### Dataset extract:

^^^^^^^^

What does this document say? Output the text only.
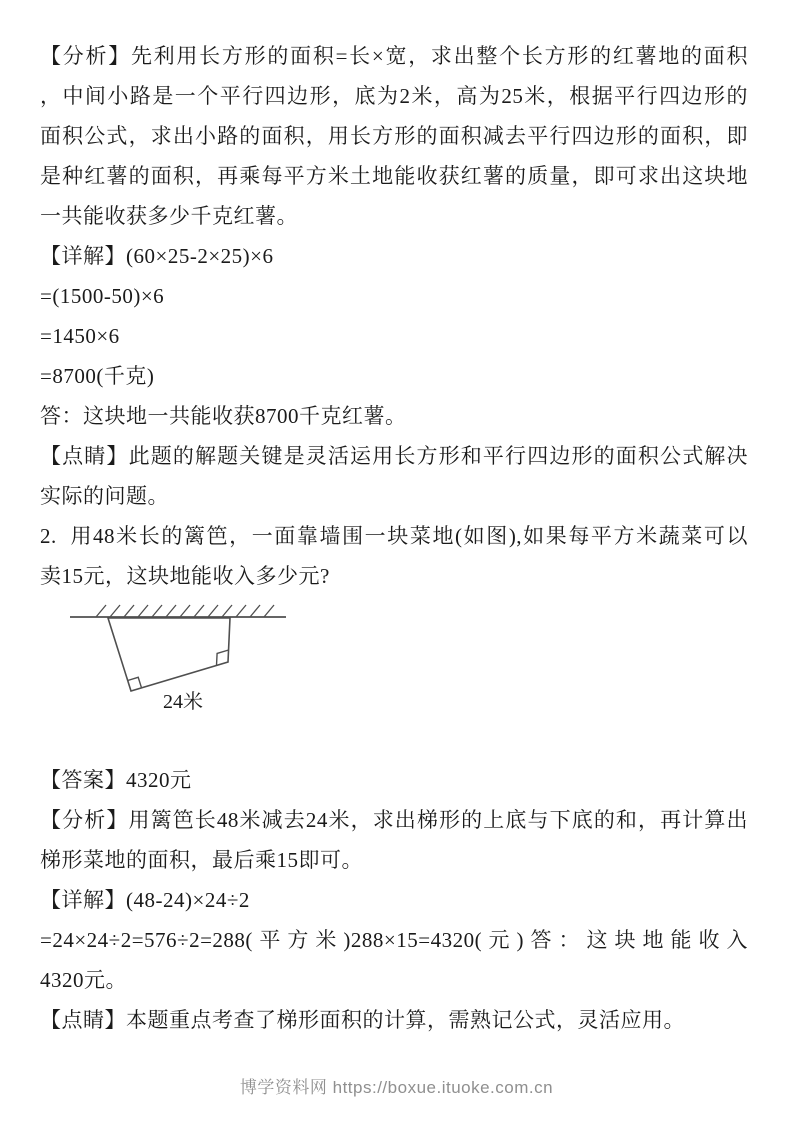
【分析】先利用长方形的面积=长×宽，求出整个长方形的红薯地的面积
，中间小路是一个平行四边形，底为2米，高为25米，根据平行四边形的
面积公式，求出小路的面积，用长方形的面积减去平行四边形的面积，即
是种红薯的面积，再乘每平方米土地能收获红薯的质量，即可求出这块地
一共能收获多少千克红薯。
【详解】(60×25-2×25)×6
=(1500-50)×6
=1450×6
=8700(千克)
答：这块地一共能收获8700千克红薯。
【点睛】此题的解题关键是灵活运用长方形和平行四边形的面积公式解决
实际的问题。
2.  用48米长的篱笆，一面靠墙围一块菜地(如图),如果每平方米蔬菜可以
卖15元，这块地能收入多少元?
24米
【答案】4320元
【分析】用篱笆长48米减去24米，求出梯形的上底与下底的和，再计算出
梯形菜地的面积，最后乘15即可。
【详解】(48-24)×24÷2
=24×24÷2=576÷2=288(平方米)288×15=4320(元)答：这块地能收入
4320元。
【点睛】本题重点考查了梯形面积的计算，需熟记公式，灵活应用。
博学资料网 https://boxue.ituoke.com.cn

^^^^^^^^

### What is needed:
The records above need to be given again exactly. Omit the pictures.

### Reply to the task:
What does this document say? Output the text only.
【分析】先利用长方形的面积=长×宽，求出整个长方形的红薯地的面积
，中间小路是一个平行四边形，底为2米，高为25米，根据平行四边形的
面积公式，求出小路的面积，用长方形的面积减去平行四边形的面积，即
是种红薯的面积，再乘每平方米土地能收获红薯的质量，即可求出这块地
一共能收获多少千克红薯。
【详解】(60×25-2×25)×6
=(1500-50)×6
=1450×6
=8700(千克)
答：这块地一共能收获8700千克红薯。
【点睛】此题的解题关键是灵活运用长方形和平行四边形的面积公式解决
实际的问题。
2.  用48米长的篱笆，一面靠墙围一块菜地(如图),如果每平方米蔬菜可以
卖15元，这块地能收入多少元?
24米
【答案】4320元
【分析】用篱笆长48米减去24米，求出梯形的上底与下底的和，再计算出
梯形菜地的面积，最后乘15即可。
【详解】(48-24)×24÷2
=24×24÷2=576÷2=288(平方米)288×15=4320(元)答：这块地能收入
4320元。
【点睛】本题重点考查了梯形面积的计算，需熟记公式，灵活应用。
博学资料网 https://boxue.ituoke.com.cn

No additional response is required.